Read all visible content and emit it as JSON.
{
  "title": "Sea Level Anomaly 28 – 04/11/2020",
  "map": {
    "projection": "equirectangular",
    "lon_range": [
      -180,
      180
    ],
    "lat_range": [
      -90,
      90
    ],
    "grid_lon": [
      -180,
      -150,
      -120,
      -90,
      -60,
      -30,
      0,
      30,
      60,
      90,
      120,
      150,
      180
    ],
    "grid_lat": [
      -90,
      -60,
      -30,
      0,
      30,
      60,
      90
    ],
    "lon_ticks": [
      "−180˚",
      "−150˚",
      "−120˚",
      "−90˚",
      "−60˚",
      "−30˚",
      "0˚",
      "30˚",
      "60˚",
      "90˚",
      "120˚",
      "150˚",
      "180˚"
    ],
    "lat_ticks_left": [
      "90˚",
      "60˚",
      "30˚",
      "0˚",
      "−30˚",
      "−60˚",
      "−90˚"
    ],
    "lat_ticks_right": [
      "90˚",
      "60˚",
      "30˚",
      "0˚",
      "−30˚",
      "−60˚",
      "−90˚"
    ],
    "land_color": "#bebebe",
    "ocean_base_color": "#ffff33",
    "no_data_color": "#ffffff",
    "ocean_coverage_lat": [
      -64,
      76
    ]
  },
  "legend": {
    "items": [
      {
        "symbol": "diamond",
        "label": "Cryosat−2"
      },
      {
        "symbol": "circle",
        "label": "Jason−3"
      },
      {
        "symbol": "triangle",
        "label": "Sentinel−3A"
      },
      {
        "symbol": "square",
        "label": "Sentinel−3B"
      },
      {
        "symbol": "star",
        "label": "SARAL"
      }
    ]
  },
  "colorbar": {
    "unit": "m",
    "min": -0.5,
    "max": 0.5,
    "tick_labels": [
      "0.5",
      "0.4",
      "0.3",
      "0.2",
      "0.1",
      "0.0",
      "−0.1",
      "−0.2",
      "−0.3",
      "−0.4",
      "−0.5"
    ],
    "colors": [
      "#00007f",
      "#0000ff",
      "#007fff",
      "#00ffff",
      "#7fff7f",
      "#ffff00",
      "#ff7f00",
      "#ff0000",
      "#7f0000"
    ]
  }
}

_Exercise_: Output the records above in their entirety, exactly.

_Written answer_:
Read all visible content and emit it as JSON.
{
  "title": "Sea Level Anomaly 28 – 04/11/2020",
  "map": {
    "projection": "equirectangular",
    "lon_range": [
      -180,
      180
    ],
    "lat_range": [
      -90,
      90
    ],
    "grid_lon": [
      -180,
      -150,
      -120,
      -90,
      -60,
      -30,
      0,
      30,
      60,
      90,
      120,
      150,
      180
    ],
    "grid_lat": [
      -90,
      -60,
      -30,
      0,
      30,
      60,
      90
    ],
    "lon_ticks": [
      "−180˚",
      "−150˚",
      "−120˚",
      "−90˚",
      "−60˚",
      "−30˚",
      "0˚",
      "30˚",
      "60˚",
      "90˚",
      "120˚",
      "150˚",
      "180˚"
    ],
    "lat_ticks_left": [
      "90˚",
      "60˚",
      "30˚",
      "0˚",
      "−30˚",
      "−60˚",
      "−90˚"
    ],
    "lat_ticks_right": [
      "90˚",
      "60˚",
      "30˚",
      "0˚",
      "−30˚",
      "−60˚",
      "−90˚"
    ],
    "land_color": "#bebebe",
    "ocean_base_color": "#ffff33",
    "no_data_color": "#ffffff",
    "ocean_coverage_lat": [
      -64,
      76
    ]
  },
  "legend": {
    "items": [
      {
        "symbol": "diamond",
        "label": "Cryosat−2"
      },
      {
        "symbol": "circle",
        "label": "Jason−3"
      },
      {
        "symbol": "triangle",
        "label": "Sentinel−3A"
      },
      {
        "symbol": "square",
        "label": "Sentinel−3B"
      },
      {
        "symbol": "star",
        "label": "SARAL"
      }
    ]
  },
  "colorbar": {
    "unit": "m",
    "min": -0.5,
    "max": 0.5,
    "tick_labels": [
      "0.5",
      "0.4",
      "0.3",
      "0.2",
      "0.1",
      "0.0",
      "−0.1",
      "−0.2",
      "−0.3",
      "−0.4",
      "−0.5"
    ],
    "colors": [
      "#00007f",
      "#0000ff",
      "#007fff",
      "#00ffff",
      "#7fff7f",
      "#ffff00",
      "#ff7f00",
      "#ff0000",
      "#7f0000"
    ]
  }
}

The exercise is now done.